_What you have to do_:
Output, word for word, the line that contains "Read this page and output its text content." and all lines following it to the end of the listing. Drop the pictures.

_Data for processing_:
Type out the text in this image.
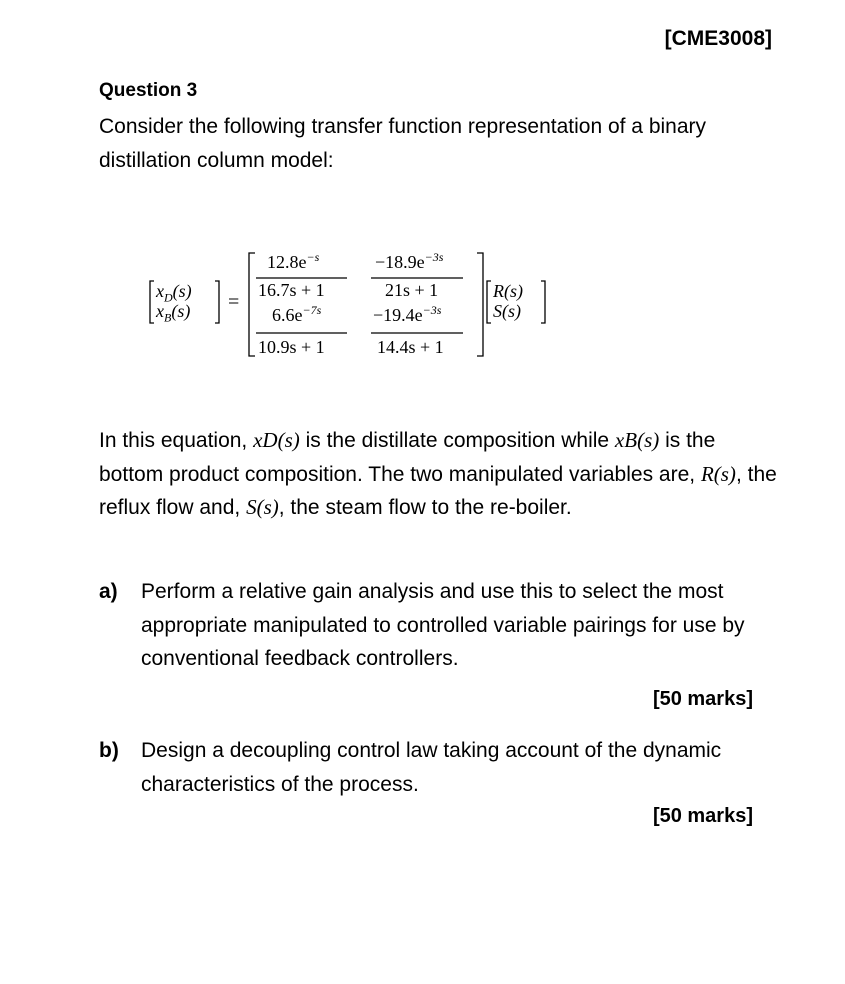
[CME3008]
Question 3
Consider the following transfer function representation of a binary distillation column model:
$x_D(s)$
$x_B(s)$ =
$12.8e^{-s}$
16.7s + 1
$-18.9e^{-3s}$
21s + 1
$6.6e^{-7s}$
10.9s + 1
$-19.4e^{-3s}$
14.4s + 1
R(s)
S(s)
In this equation, xD(s) is the distillate composition while xB(s) is the bottom product composition. The two manipulated variables are, R(s), the reflux flow and, S(s), the steam flow to the re-boiler.
a) Perform a relative gain analysis and use this to select the most appropriate manipulated to controlled variable pairings for use by conventional feedback controllers.
[50 marks]
b) Design a decoupling control law taking account of the dynamic characteristics of the process.
[50 marks]
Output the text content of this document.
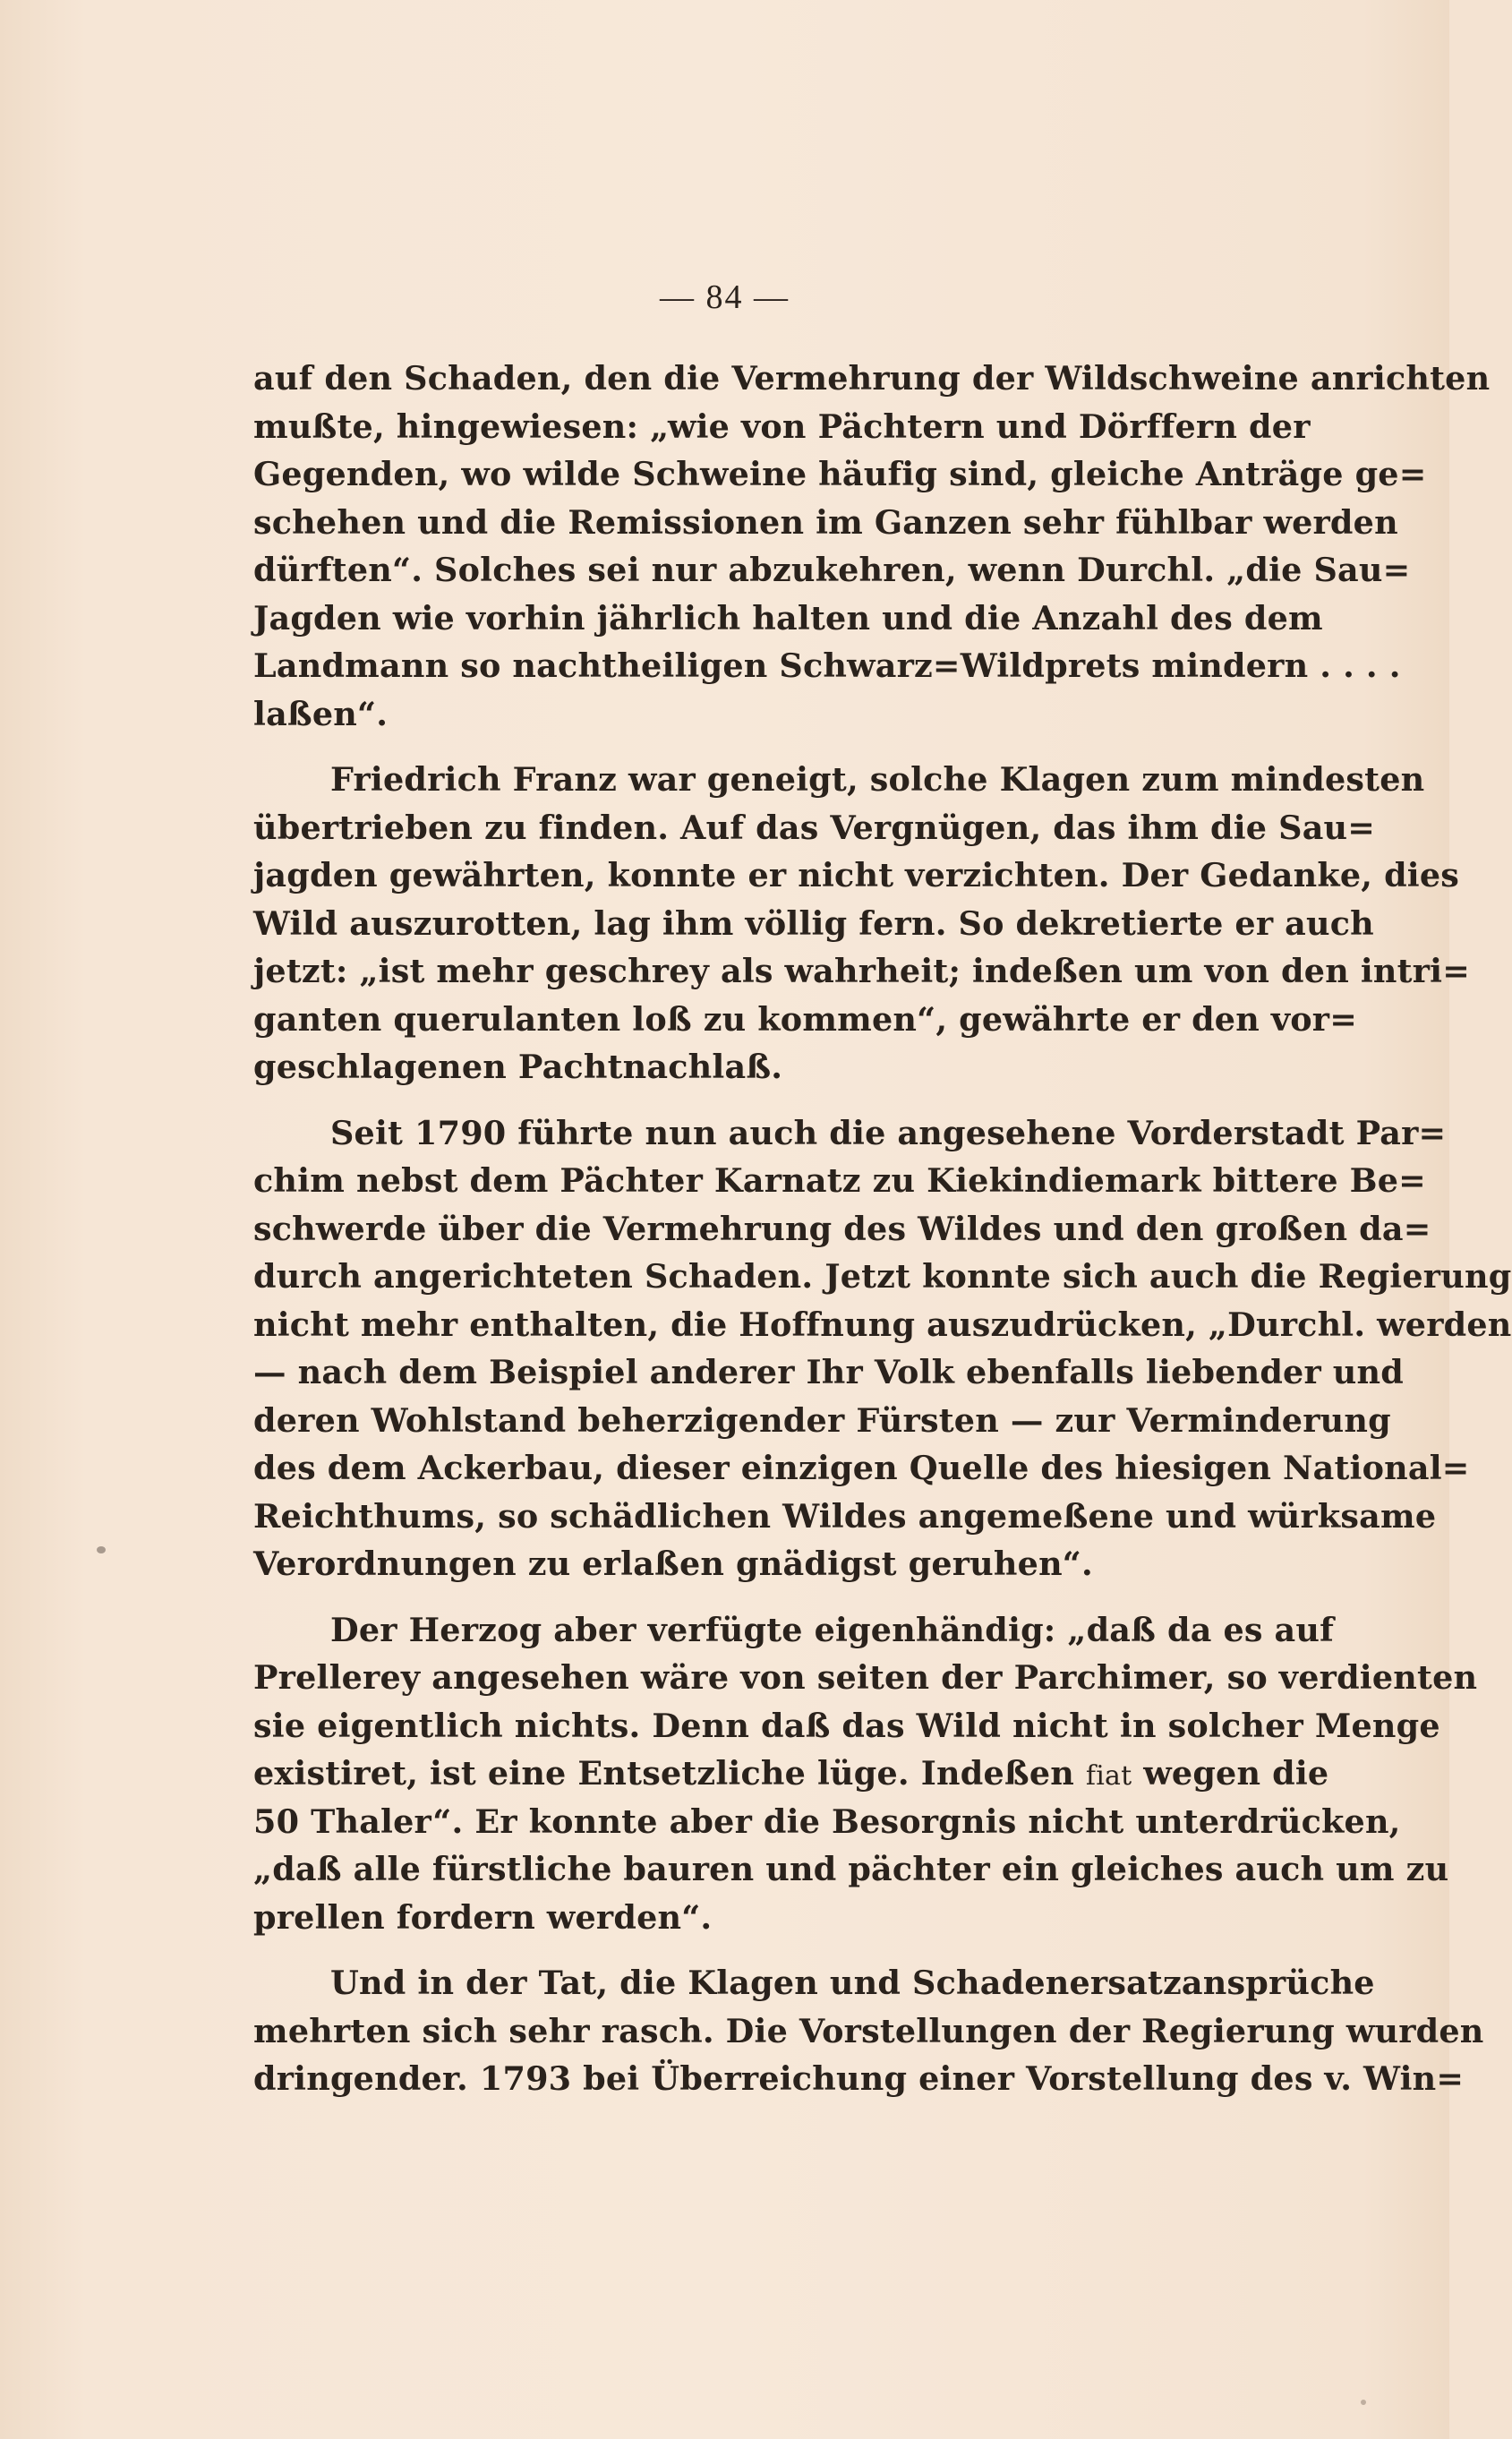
— 84 —
auf den Schaden, den die Vermehrung der Wildschweine anrichten
mußte, hingewiesen: „wie von Pächtern und Dörffern der
Gegenden, wo wilde Schweine häufig sind, gleiche Anträge ge=
schehen und die Remissionen im Ganzen sehr fühlbar werden
dürften“. Solches sei nur abzukehren, wenn Durchl. „die Sau=
Jagden wie vorhin jährlich halten und die Anzahl des dem
Landmann so nachtheiligen Schwarz=Wildprets mindern . . . .
laßen“.
Friedrich Franz war geneigt, solche Klagen zum mindesten
übertrieben zu finden. Auf das Vergnügen, das ihm die Sau=
jagden gewährten, konnte er nicht verzichten. Der Gedanke, dies
Wild auszurotten, lag ihm völlig fern. So dekretierte er auch
jetzt: „ist mehr geschrey als wahrheit; indeßen um von den intri=
ganten querulanten loß zu kommen“, gewährte er den vor=
geschlagenen Pachtnachlaß.
Seit 1790 führte nun auch die angesehene Vorderstadt Par=
chim nebst dem Pächter Karnatz zu Kiekindiemark bittere Be=
schwerde über die Vermehrung des Wildes und den großen da=
durch angerichteten Schaden. Jetzt konnte sich auch die Regierung
nicht mehr enthalten, die Hoffnung auszudrücken, „Durchl. werden
— nach dem Beispiel anderer Ihr Volk ebenfalls liebender und
deren Wohlstand beherzigender Fürsten — zur Verminderung
des dem Ackerbau, dieser einzigen Quelle des hiesigen National=
Reichthums, so schädlichen Wildes angemeßene und würksame
Verordnungen zu erlaßen gnädigst geruhen“.
Der Herzog aber verfügte eigenhändig: „daß da es auf
Prellerey angesehen wäre von seiten der Parchimer, so verdienten
sie eigentlich nichts. Denn daß das Wild nicht in solcher Menge
existiret, ist eine Entsetzliche lüge. Indeßen fiat wegen die
50 Thaler“. Er konnte aber die Besorgnis nicht unterdrücken,
„daß alle fürstliche bauren und pächter ein gleiches auch um zu
prellen fordern werden“.
Und in der Tat, die Klagen und Schadenersatzansprüche
mehrten sich sehr rasch. Die Vorstellungen der Regierung wurden
dringender. 1793 bei Überreichung einer Vorstellung des v. Win=
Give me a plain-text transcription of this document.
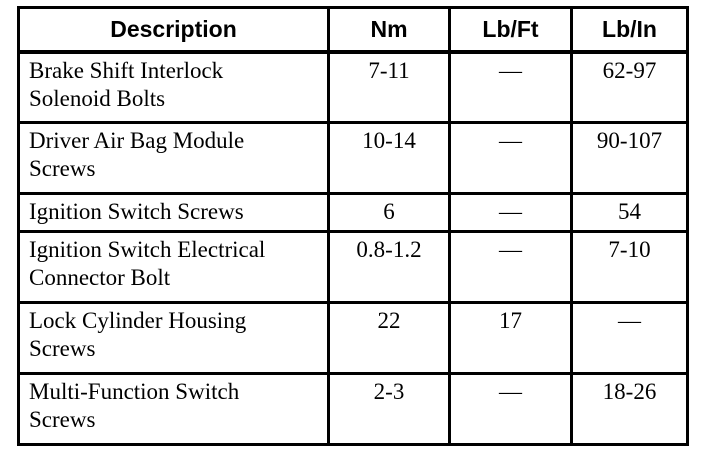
Description	Nm	Lb/Ft	Lb/In
Brake Shift Interlock
Solenoid Bolts	7-11	—	62-97
Driver Air Bag Module
Screws	10-14	—	90-107
Ignition Switch Screws	6	—	54
Ignition Switch Electrical
Connector Bolt	0.8-1.2	—	7-10
Lock Cylinder Housing
Screws	22	17	—
Multi-Function Switch
Screws	2-3	—	18-26
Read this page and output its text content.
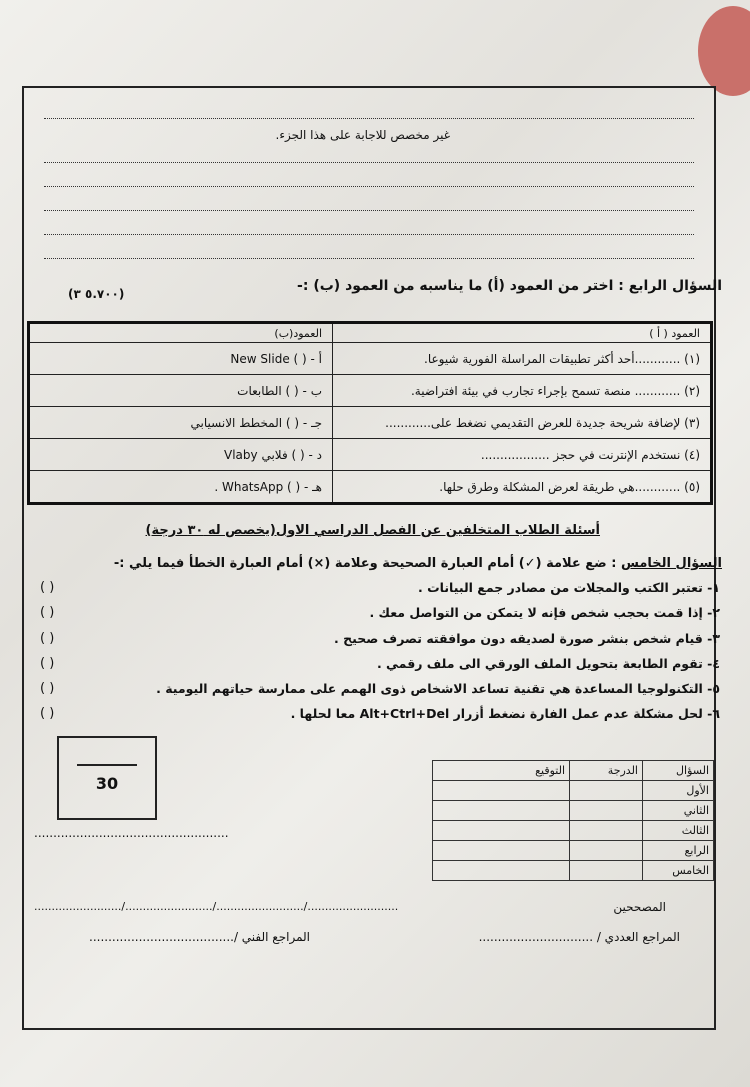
غير مخصص للاجابة على هذا الجزء.
السؤال الرابع : اختر من العمود (أ) ما يناسبه من العمود (ب) :-
(٥.٧٠٠ ٣)
العمود ( أ )	العمود(ب)
(١) ............أحد أكثر تطبيقات المراسلة الفورية شيوعا.	أ - ( ) New Slide
(٢) ............ منصة تسمح بإجراء تجارب في بيئة افتراضية.	ب - ( ) الطابعات
(٣) لإضافة شريحة جديدة للعرض التقديمي نضغط على............	جـ - ( ) المخطط الانسيابي
(٤) نستخدم الإنترنت في حجز ..................	د - ( ) فلابي Vlaby
(٥) ............هي طريقة لعرض المشكلة وطرق حلها.	هـ - ( ) WhatsApp .
أسئلة الطلاب المتخلفين عن الفصل الدراسي الاول(يخصص له ٣٠ درجة)
السؤال الخامس : ضع علامة (✓) أمام العبارة الصحيحة وعلامة (×) أمام العبارة الخطأ فيما يلي :-
١- تعتبر الكتب والمجلات من مصادر جمع البيانات .
( )
٢- إذا قمت بحجب شخص فإنه لا يتمكن من التواصل معك .
( )
٣- قيام شخص بنشر صورة لصديقه دون موافقته تصرف صحيح .
( )
٤- تقوم الطابعة بتحويل الملف الورقي الى ملف رقمي .
( )
٥- التكنولوجيا المساعدة هي تقنية تساعد الاشخاص ذوى الهمم على ممارسة حياتهم اليومية .
( )
٦- لحل مشكلة عدم عمل الفارة نضغط أزرار Alt+Ctrl+Del معا لحلها .
( )
30
...................................................
السؤال	الدرجة	التوقيع
الأول		
الثاني		
الثالث		
الرابع		
الخامس		
المصححين
........................./........................./........................./..........................
المراجع العددي / ..............................
المراجع الفني /......................................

_The output_:
Read this page and output its text content.
غير مخصص للاجابة على هذا الجزء.
السؤال الرابع : اختر من العمود (أ) ما يناسبه من العمود (ب) :-
(٥.٧٠٠ ٣)
العمود ( أ )	العمود(ب)
(١) ............أحد أكثر تطبيقات المراسلة الفورية شيوعا.	أ - ( ) New Slide
(٢) ............ منصة تسمح بإجراء تجارب في بيئة افتراضية.	ب - ( ) الطابعات
(٣) لإضافة شريحة جديدة للعرض التقديمي نضغط على............	جـ - ( ) المخطط الانسيابي
(٤) نستخدم الإنترنت في حجز ..................	د - ( ) فلابي Vlaby
(٥) ............هي طريقة لعرض المشكلة وطرق حلها.	هـ - ( ) WhatsApp .
أسئلة الطلاب المتخلفين عن الفصل الدراسي الاول(يخصص له ٣٠ درجة)
السؤال الخامس : ضع علامة (✓) أمام العبارة الصحيحة وعلامة (×) أمام العبارة الخطأ فيما يلي :-
١- تعتبر الكتب والمجلات من مصادر جمع البيانات .
( )
٢- إذا قمت بحجب شخص فإنه لا يتمكن من التواصل معك .
( )
٣- قيام شخص بنشر صورة لصديقه دون موافقته تصرف صحيح .
( )
٤- تقوم الطابعة بتحويل الملف الورقي الى ملف رقمي .
( )
٥- التكنولوجيا المساعدة هي تقنية تساعد الاشخاص ذوى الهمم على ممارسة حياتهم اليومية .
( )
٦- لحل مشكلة عدم عمل الفارة نضغط أزرار Alt+Ctrl+Del معا لحلها .
( )
30
...................................................
السؤال	الدرجة	التوقيع
الأول		
الثاني		
الثالث		
الرابع		
الخامس		
المصححين
........................./........................./........................./..........................
المراجع العددي / ..............................
المراجع الفني /......................................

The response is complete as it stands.